### What needs to be done
Can you print every record below exactly as written?

* * * * * * *

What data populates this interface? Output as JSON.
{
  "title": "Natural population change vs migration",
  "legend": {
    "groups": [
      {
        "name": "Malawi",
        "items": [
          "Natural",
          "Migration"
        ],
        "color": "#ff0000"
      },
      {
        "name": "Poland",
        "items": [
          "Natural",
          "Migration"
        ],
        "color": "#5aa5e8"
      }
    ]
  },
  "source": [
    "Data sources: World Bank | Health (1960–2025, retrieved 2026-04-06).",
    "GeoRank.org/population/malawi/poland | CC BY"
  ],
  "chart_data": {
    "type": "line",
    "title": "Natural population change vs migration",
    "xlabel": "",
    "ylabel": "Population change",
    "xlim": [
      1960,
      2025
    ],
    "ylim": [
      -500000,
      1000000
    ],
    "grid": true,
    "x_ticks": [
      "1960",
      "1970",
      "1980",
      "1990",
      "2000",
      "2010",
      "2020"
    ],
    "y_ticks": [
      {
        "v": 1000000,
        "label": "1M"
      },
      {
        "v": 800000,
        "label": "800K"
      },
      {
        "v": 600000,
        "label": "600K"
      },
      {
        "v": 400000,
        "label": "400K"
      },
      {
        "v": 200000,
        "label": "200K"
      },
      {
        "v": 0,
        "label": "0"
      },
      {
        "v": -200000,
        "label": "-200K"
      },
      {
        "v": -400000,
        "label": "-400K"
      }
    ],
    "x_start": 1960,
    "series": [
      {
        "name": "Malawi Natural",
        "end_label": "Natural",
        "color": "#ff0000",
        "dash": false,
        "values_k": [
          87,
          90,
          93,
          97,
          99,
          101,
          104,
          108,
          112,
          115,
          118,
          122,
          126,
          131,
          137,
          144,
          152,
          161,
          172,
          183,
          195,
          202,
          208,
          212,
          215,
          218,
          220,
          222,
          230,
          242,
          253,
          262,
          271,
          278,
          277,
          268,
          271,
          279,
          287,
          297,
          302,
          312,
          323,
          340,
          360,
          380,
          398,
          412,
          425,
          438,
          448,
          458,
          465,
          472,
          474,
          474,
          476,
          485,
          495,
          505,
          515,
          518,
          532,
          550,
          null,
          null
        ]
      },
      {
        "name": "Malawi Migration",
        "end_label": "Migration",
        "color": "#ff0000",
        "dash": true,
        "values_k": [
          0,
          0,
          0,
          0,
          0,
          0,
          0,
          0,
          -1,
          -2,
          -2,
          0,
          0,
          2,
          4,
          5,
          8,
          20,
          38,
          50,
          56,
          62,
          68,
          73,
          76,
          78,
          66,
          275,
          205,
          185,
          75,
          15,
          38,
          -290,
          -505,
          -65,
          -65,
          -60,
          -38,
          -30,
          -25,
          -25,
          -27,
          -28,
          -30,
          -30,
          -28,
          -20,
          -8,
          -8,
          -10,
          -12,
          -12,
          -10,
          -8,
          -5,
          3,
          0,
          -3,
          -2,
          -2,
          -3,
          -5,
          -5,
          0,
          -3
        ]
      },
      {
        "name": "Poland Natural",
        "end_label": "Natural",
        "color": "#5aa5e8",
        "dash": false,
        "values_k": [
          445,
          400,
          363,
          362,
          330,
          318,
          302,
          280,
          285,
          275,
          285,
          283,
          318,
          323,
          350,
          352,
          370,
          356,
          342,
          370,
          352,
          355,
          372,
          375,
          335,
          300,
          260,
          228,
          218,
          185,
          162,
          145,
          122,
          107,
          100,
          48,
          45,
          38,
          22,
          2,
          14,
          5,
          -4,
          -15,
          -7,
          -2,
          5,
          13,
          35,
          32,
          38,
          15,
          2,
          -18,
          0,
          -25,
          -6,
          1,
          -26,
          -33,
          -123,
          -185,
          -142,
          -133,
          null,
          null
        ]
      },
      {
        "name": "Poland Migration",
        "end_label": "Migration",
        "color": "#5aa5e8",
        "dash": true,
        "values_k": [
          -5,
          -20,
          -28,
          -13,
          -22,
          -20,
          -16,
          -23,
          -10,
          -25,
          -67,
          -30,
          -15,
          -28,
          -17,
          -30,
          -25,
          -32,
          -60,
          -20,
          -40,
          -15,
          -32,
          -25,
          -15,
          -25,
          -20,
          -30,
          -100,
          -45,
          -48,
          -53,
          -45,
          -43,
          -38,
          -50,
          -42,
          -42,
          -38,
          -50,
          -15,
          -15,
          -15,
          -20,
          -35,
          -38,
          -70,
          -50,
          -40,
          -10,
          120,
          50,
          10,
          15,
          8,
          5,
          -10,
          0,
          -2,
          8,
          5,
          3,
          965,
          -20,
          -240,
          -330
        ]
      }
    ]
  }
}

* * * * * * *

### Correct result
What data populates this interface? Output as JSON.
{
  "title": "Natural population change vs migration",
  "legend": {
    "groups": [
      {
        "name": "Malawi",
        "items": [
          "Natural",
          "Migration"
        ],
        "color": "#ff0000"
      },
      {
        "name": "Poland",
        "items": [
          "Natural",
          "Migration"
        ],
        "color": "#5aa5e8"
      }
    ]
  },
  "source": [
    "Data sources: World Bank | Health (1960–2025, retrieved 2026-04-06).",
    "GeoRank.org/population/malawi/poland | CC BY"
  ],
  "chart_data": {
    "type": "line",
    "title": "Natural population change vs migration",
    "xlabel": "",
    "ylabel": "Population change",
    "xlim": [
      1960,
      2025
    ],
    "ylim": [
      -500000,
      1000000
    ],
    "grid": true,
    "x_ticks": [
      "1960",
      "1970",
      "1980",
      "1990",
      "2000",
      "2010",
      "2020"
    ],
    "y_ticks": [
      {
        "v": 1000000,
        "label": "1M"
      },
      {
        "v": 800000,
        "label": "800K"
      },
      {
        "v": 600000,
        "label": "600K"
      },
      {
        "v": 400000,
        "label": "400K"
      },
      {
        "v": 200000,
        "label": "200K"
      },
      {
        "v": 0,
        "label": "0"
      },
      {
        "v": -200000,
        "label": "-200K"
      },
      {
        "v": -400000,
        "label": "-400K"
      }
    ],
    "x_start": 1960,
    "series": [
      {
        "name": "Malawi Natural",
        "end_label": "Natural",
        "color": "#ff0000",
        "dash": false,
        "values_k": [
          87,
          90,
          93,
          97,
          99,
          101,
          104,
          108,
          112,
          115,
          118,
          122,
          126,
          131,
          137,
          144,
          152,
          161,
          172,
          183,
          195,
          202,
          208,
          212,
          215,
          218,
          220,
          222,
          230,
          242,
          253,
          262,
          271,
          278,
          277,
          268,
          271,
          279,
          287,
          297,
          302,
          312,
          323,
          340,
          360,
          380,
          398,
          412,
          425,
          438,
          448,
          458,
          465,
          472,
          474,
          474,
          476,
          485,
          495,
          505,
          515,
          518,
          532,
          550,
          null,
          null
        ]
      },
      {
        "name": "Malawi Migration",
        "end_label": "Migration",
        "color": "#ff0000",
        "dash": true,
        "values_k": [
          0,
          0,
          0,
          0,
          0,
          0,
          0,
          0,
          -1,
          -2,
          -2,
          0,
          0,
          2,
          4,
          5,
          8,
          20,
          38,
          50,
          56,
          62,
          68,
          73,
          76,
          78,
          66,
          275,
          205,
          185,
          75,
          15,
          38,
          -290,
          -505,
          -65,
          -65,
          -60,
          -38,
          -30,
          -25,
          -25,
          -27,
          -28,
          -30,
          -30,
          -28,
          -20,
          -8,
          -8,
          -10,
          -12,
          -12,
          -10,
          -8,
          -5,
          3,
          0,
          -3,
          -2,
          -2,
          -3,
          -5,
          -5,
          0,
          -3
        ]
      },
      {
        "name": "Poland Natural",
        "end_label": "Natural",
        "color": "#5aa5e8",
        "dash": false,
        "values_k": [
          445,
          400,
          363,
          362,
          330,
          318,
          302,
          280,
          285,
          275,
          285,
          283,
          318,
          323,
          350,
          352,
          370,
          356,
          342,
          370,
          352,
          355,
          372,
          375,
          335,
          300,
          260,
          228,
          218,
          185,
          162,
          145,
          122,
          107,
          100,
          48,
          45,
          38,
          22,
          2,
          14,
          5,
          -4,
          -15,
          -7,
          -2,
          5,
          13,
          35,
          32,
          38,
          15,
          2,
          -18,
          0,
          -25,
          -6,
          1,
          -26,
          -33,
          -123,
          -185,
          -142,
          -133,
          null,
          null
        ]
      },
      {
        "name": "Poland Migration",
        "end_label": "Migration",
        "color": "#5aa5e8",
        "dash": true,
        "values_k": [
          -5,
          -20,
          -28,
          -13,
          -22,
          -20,
          -16,
          -23,
          -10,
          -25,
          -67,
          -30,
          -15,
          -28,
          -17,
          -30,
          -25,
          -32,
          -60,
          -20,
          -40,
          -15,
          -32,
          -25,
          -15,
          -25,
          -20,
          -30,
          -100,
          -45,
          -48,
          -53,
          -45,
          -43,
          -38,
          -50,
          -42,
          -42,
          -38,
          -50,
          -15,
          -15,
          -15,
          -20,
          -35,
          -38,
          -70,
          -50,
          -40,
          -10,
          120,
          50,
          10,
          15,
          8,
          5,
          -10,
          0,
          -2,
          8,
          5,
          3,
          965,
          -20,
          -240,
          -330
        ]
      }
    ]
  }
}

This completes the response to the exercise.